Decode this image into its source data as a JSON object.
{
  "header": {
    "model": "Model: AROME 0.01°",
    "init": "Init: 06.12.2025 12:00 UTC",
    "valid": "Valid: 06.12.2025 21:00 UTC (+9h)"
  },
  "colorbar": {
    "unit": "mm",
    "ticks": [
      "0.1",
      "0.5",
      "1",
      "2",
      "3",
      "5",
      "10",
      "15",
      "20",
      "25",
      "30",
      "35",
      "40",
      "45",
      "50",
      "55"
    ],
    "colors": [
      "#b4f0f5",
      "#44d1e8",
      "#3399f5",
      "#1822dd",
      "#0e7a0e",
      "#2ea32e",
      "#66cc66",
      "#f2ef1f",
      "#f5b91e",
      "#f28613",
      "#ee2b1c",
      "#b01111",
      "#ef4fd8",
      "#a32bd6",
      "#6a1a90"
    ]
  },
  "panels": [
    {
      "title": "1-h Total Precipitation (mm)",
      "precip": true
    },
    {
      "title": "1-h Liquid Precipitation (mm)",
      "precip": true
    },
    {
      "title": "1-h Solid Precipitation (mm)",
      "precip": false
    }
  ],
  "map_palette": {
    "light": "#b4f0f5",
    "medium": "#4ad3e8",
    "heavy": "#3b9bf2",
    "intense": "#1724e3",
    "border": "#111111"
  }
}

◆ Directions for this task
Select and copy every line of the material that holds the string "title".

◆ Solution
      "title": "1-h Total Precipitation (mm)",
      "title": "1-h Liquid Precipitation (mm)",
      "title": "1-h Solid Precipitation (mm)",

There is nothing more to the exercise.